Go through the data below and gather each line containing "name".

[Start of Supplied records]

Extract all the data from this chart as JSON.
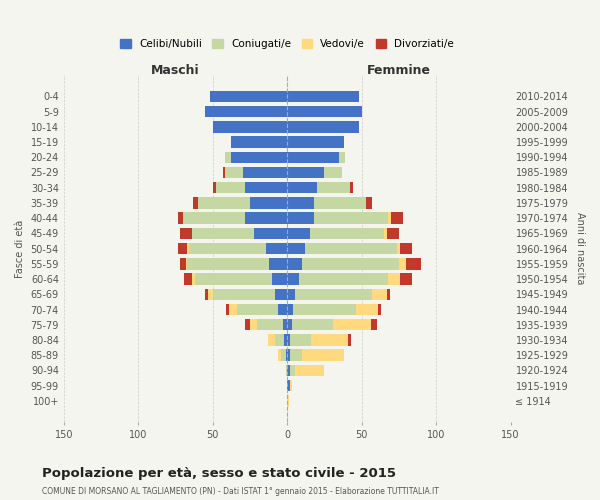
{
  "age_groups": [
    "100+",
    "95-99",
    "90-94",
    "85-89",
    "80-84",
    "75-79",
    "70-74",
    "65-69",
    "60-64",
    "55-59",
    "50-54",
    "45-49",
    "40-44",
    "35-39",
    "30-34",
    "25-29",
    "20-24",
    "15-19",
    "10-14",
    "5-9",
    "0-4"
  ],
  "birth_years": [
    "≤ 1914",
    "1915-1919",
    "1920-1924",
    "1925-1929",
    "1930-1934",
    "1935-1939",
    "1940-1944",
    "1945-1949",
    "1950-1954",
    "1955-1959",
    "1960-1964",
    "1965-1969",
    "1970-1974",
    "1975-1979",
    "1980-1984",
    "1985-1989",
    "1990-1994",
    "1995-1999",
    "2000-2004",
    "2005-2009",
    "2010-2014"
  ],
  "males": {
    "celibi": [
      0,
      0,
      0,
      1,
      2,
      3,
      6,
      8,
      10,
      12,
      14,
      22,
      28,
      25,
      28,
      30,
      38,
      38,
      50,
      55,
      52
    ],
    "coniugati": [
      0,
      0,
      1,
      3,
      6,
      17,
      28,
      42,
      52,
      55,
      52,
      42,
      42,
      35,
      20,
      12,
      4,
      0,
      0,
      0,
      0
    ],
    "vedovi": [
      0,
      0,
      0,
      2,
      5,
      5,
      5,
      3,
      2,
      1,
      1,
      0,
      0,
      0,
      0,
      0,
      0,
      0,
      0,
      0,
      0
    ],
    "divorziati": [
      0,
      0,
      0,
      0,
      0,
      3,
      2,
      2,
      5,
      4,
      6,
      8,
      3,
      3,
      2,
      1,
      0,
      0,
      0,
      0,
      0
    ]
  },
  "females": {
    "nubili": [
      0,
      2,
      2,
      2,
      2,
      3,
      4,
      5,
      8,
      10,
      12,
      15,
      18,
      18,
      20,
      25,
      35,
      38,
      48,
      50,
      48
    ],
    "coniugate": [
      0,
      0,
      3,
      8,
      14,
      28,
      42,
      52,
      60,
      65,
      62,
      50,
      50,
      35,
      22,
      12,
      4,
      0,
      0,
      0,
      0
    ],
    "vedove": [
      1,
      1,
      20,
      28,
      25,
      25,
      15,
      10,
      8,
      5,
      2,
      2,
      2,
      0,
      0,
      0,
      0,
      0,
      0,
      0,
      0
    ],
    "divorziate": [
      0,
      0,
      0,
      0,
      2,
      4,
      2,
      2,
      8,
      10,
      8,
      8,
      8,
      4,
      2,
      0,
      0,
      0,
      0,
      0,
      0
    ]
  },
  "colors": {
    "celibi": "#4472C4",
    "coniugati": "#C5D8A4",
    "vedovi": "#FFD97D",
    "divorziati": "#C0392B"
  },
  "title": "Popolazione per età, sesso e stato civile - 2015",
  "subtitle": "COMUNE DI MORSANO AL TAGLIAMENTO (PN) - Dati ISTAT 1° gennaio 2015 - Elaborazione TUTTITALIA.IT",
  "xlabel_left": "Maschi",
  "xlabel_right": "Femmine",
  "ylabel_left": "Fasce di età",
  "ylabel_right": "Anni di nascita",
  "xlim": 150,
  "background_color": "#f5f5f0",
  "legend_labels": [
    "Celibi/Nubili",
    "Coniugati/e",
    "Vedovi/e",
    "Divorziati/e"
  ]
}
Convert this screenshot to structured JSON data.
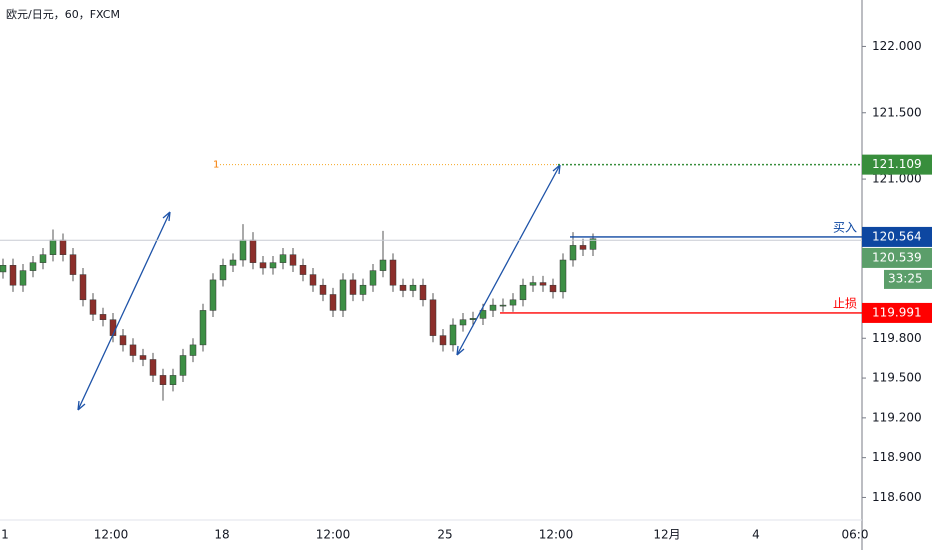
{
  "chart_data": {
    "type": "candlestick",
    "title": "欧元/日元，60，FXCM",
    "open": [
      120.3,
      120.35,
      120.2,
      120.31,
      120.37,
      120.43,
      120.54,
      120.43,
      120.28,
      120.09,
      119.98,
      119.94,
      119.82,
      119.75,
      119.67,
      119.64,
      119.52,
      119.45,
      119.52,
      119.67,
      119.75,
      120.01,
      120.24,
      120.35,
      120.39,
      120.54,
      120.37,
      120.33,
      120.37,
      120.43,
      120.35,
      120.28,
      120.2,
      120.13,
      120.01,
      120.24,
      120.13,
      120.2,
      120.31,
      120.39,
      120.2,
      120.16,
      120.2,
      120.09,
      119.82,
      119.75,
      119.9,
      119.94,
      119.95,
      120.01,
      120.05,
      120.05,
      120.09,
      120.2,
      120.22,
      120.2,
      120.15,
      120.39,
      120.5,
      120.47
    ],
    "high": [
      120.4,
      120.4,
      120.36,
      120.42,
      120.48,
      120.62,
      120.59,
      120.48,
      120.33,
      120.14,
      120.03,
      119.99,
      119.87,
      119.8,
      119.72,
      119.69,
      119.57,
      119.57,
      119.72,
      119.8,
      120.06,
      120.29,
      120.4,
      120.44,
      120.66,
      120.6,
      120.42,
      120.42,
      120.48,
      120.48,
      120.4,
      120.33,
      120.25,
      120.18,
      120.29,
      120.29,
      120.25,
      120.36,
      120.61,
      120.44,
      120.25,
      120.25,
      120.25,
      120.14,
      119.87,
      119.95,
      119.99,
      120.0,
      120.06,
      120.1,
      120.1,
      120.14,
      120.25,
      120.27,
      120.27,
      120.25,
      120.44,
      120.6,
      120.55,
      120.59
    ],
    "low": [
      120.25,
      120.15,
      120.15,
      120.26,
      120.32,
      120.38,
      120.38,
      120.23,
      120.04,
      119.93,
      119.89,
      119.77,
      119.7,
      119.62,
      119.59,
      119.47,
      119.33,
      119.4,
      119.47,
      119.62,
      119.7,
      119.96,
      120.19,
      120.3,
      120.34,
      120.32,
      120.28,
      120.28,
      120.32,
      120.3,
      120.23,
      120.15,
      120.08,
      119.96,
      119.96,
      120.08,
      120.08,
      120.15,
      120.26,
      120.15,
      120.11,
      120.11,
      120.04,
      119.77,
      119.7,
      119.7,
      119.85,
      119.89,
      119.9,
      119.96,
      120.0,
      120.0,
      120.04,
      120.15,
      120.15,
      120.1,
      120.1,
      120.34,
      120.42,
      120.42
    ],
    "close": [
      120.35,
      120.2,
      120.31,
      120.37,
      120.43,
      120.54,
      120.43,
      120.28,
      120.09,
      119.98,
      119.94,
      119.82,
      119.75,
      119.67,
      119.64,
      119.52,
      119.45,
      119.52,
      119.67,
      119.75,
      120.01,
      120.24,
      120.35,
      120.39,
      120.54,
      120.37,
      120.33,
      120.37,
      120.43,
      120.35,
      120.28,
      120.2,
      120.13,
      120.01,
      120.24,
      120.13,
      120.2,
      120.31,
      120.39,
      120.2,
      120.16,
      120.2,
      120.09,
      119.82,
      119.75,
      119.9,
      119.94,
      119.95,
      120.01,
      120.05,
      120.05,
      120.09,
      120.2,
      120.22,
      120.2,
      120.15,
      120.39,
      120.5,
      120.47,
      120.55
    ],
    "up_color": "#3d8f45",
    "down_color": "#8c2f2b",
    "x_labels": [
      "1",
      "12:00",
      "18",
      "12:00",
      "25",
      "12:00",
      "12月",
      "4",
      "06:0"
    ],
    "ylim": [
      118.43,
      122.35
    ],
    "yticks": [
      {
        "value": 122,
        "label": "122.000"
      },
      {
        "value": 121.5,
        "label": "121.500"
      },
      {
        "value": 121,
        "label": "121.000"
      },
      {
        "value": 119.8,
        "label": "119.800"
      },
      {
        "value": 119.5,
        "label": "119.500"
      },
      {
        "value": 119.2,
        "label": "119.200"
      },
      {
        "value": 118.9,
        "label": "118.900"
      },
      {
        "value": 118.6,
        "label": "118.600"
      }
    ],
    "target": {
      "value": 121.109,
      "color": "#388e3c",
      "annotation": "1"
    },
    "buy": {
      "name": "买入",
      "value": 120.564,
      "color": "#0d47a1"
    },
    "stop": {
      "name": "止损",
      "value": 119.991,
      "color": "#ff0000"
    },
    "current": {
      "value": 120.539,
      "countdown": "33:25",
      "color": "#5b9e6a"
    }
  }
}
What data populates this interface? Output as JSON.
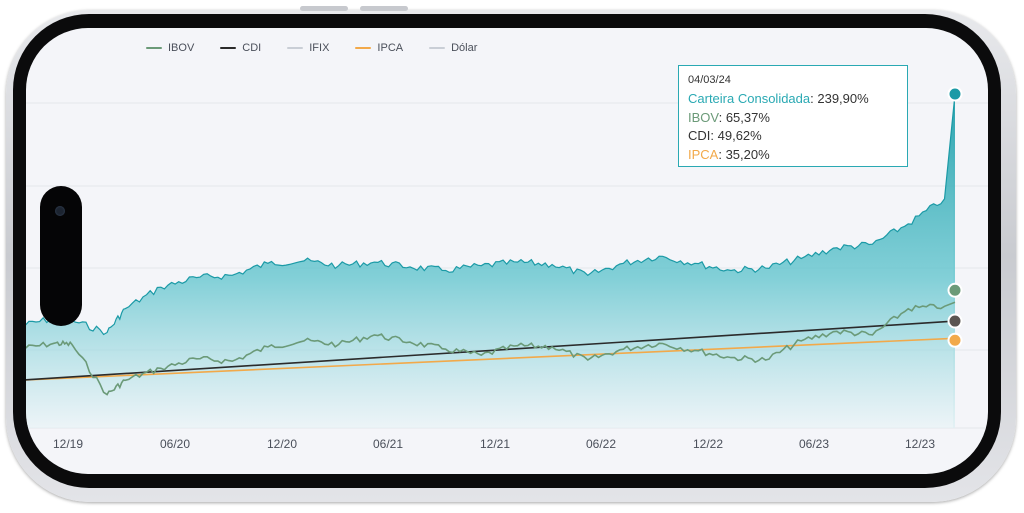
{
  "chart_data": {
    "type": "area",
    "x_ticks": [
      "12/19",
      "06/20",
      "12/20",
      "06/21",
      "12/21",
      "06/22",
      "12/22",
      "06/23",
      "12/23"
    ],
    "x_range": [
      "2019-10-01",
      "2024-03-04"
    ],
    "legend": [
      {
        "name": "IBOV",
        "color": "#6b9a78"
      },
      {
        "name": "CDI",
        "color": "#2b2b2b"
      },
      {
        "name": "IFIX",
        "color": "#c9ced6"
      },
      {
        "name": "IPCA",
        "color": "#f2a94a"
      },
      {
        "name": "Dólar",
        "color": "#c9ced6"
      }
    ],
    "legend_position": "top-left",
    "grid": "horizontal",
    "series": [
      {
        "name": "Carteira Consolidada",
        "color": "#2aa9b3",
        "x": [
          "2019-10",
          "2019-12",
          "2020-01",
          "2020-03",
          "2020-04",
          "2020-06",
          "2020-08",
          "2020-10",
          "2020-12",
          "2021-02",
          "2021-04",
          "2021-06",
          "2021-08",
          "2021-10",
          "2021-12",
          "2022-02",
          "2022-04",
          "2022-06",
          "2022-08",
          "2022-10",
          "2022-12",
          "2023-02",
          "2023-04",
          "2023-06",
          "2023-08",
          "2023-10",
          "2023-12",
          "2024-02",
          "2024-03-04"
        ],
        "values": [
          45,
          52,
          50,
          40,
          60,
          78,
          86,
          88,
          98,
          100,
          96,
          99,
          95,
          92,
          96,
          99,
          97,
          88,
          98,
          104,
          98,
          92,
          94,
          102,
          111,
          114,
          131,
          152,
          239.9
        ]
      },
      {
        "name": "IBOV",
        "color": "#6b9a78",
        "x": [
          "2019-10",
          "2019-12",
          "2020-01",
          "2020-03",
          "2020-04",
          "2020-06",
          "2020-08",
          "2020-10",
          "2020-12",
          "2021-02",
          "2021-04",
          "2021-06",
          "2021-08",
          "2021-10",
          "2021-12",
          "2022-02",
          "2022-04",
          "2022-06",
          "2022-08",
          "2022-10",
          "2022-12",
          "2023-02",
          "2023-04",
          "2023-06",
          "2023-08",
          "2023-10",
          "2023-12",
          "2024-02",
          "2024-03-04"
        ],
        "values": [
          26,
          31,
          30,
          -12,
          0,
          10,
          18,
          16,
          28,
          33,
          30,
          38,
          32,
          26,
          21,
          29,
          28,
          17,
          26,
          31,
          25,
          19,
          17,
          33,
          41,
          38,
          60,
          62,
          65.37
        ]
      },
      {
        "name": "CDI",
        "x": [
          "2019-10",
          "2024-03-04"
        ],
        "values": [
          0,
          49.62
        ]
      },
      {
        "name": "IPCA",
        "x": [
          "2019-10",
          "2024-03-04"
        ],
        "values": [
          0,
          35.2
        ]
      }
    ],
    "tooltip": {
      "date": "04/03/24",
      "rows": [
        {
          "label": "Carteira Consolidada",
          "value": "239,90%",
          "color": "#2aa9b3"
        },
        {
          "label": "IBOV",
          "value": "65,37%",
          "color": "#6b9a78"
        },
        {
          "label": "CDI",
          "value": "49,62%",
          "color": "#333333"
        },
        {
          "label": "IPCA",
          "value": "35,20%",
          "color": "#f2a94a"
        }
      ]
    }
  }
}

[End of Supplied records]

» The result
      "name": "买入",
      "name": "止损",
        "name": "IBOV",
        "name": "CDI",
        "name": "IFIX",
        "name": "IPCA",
        "name": "Dólar",
        "name": "Carteira Consolidada",
        "name": "IBOV",
        "name": "CDI",
        "name": "IPCA",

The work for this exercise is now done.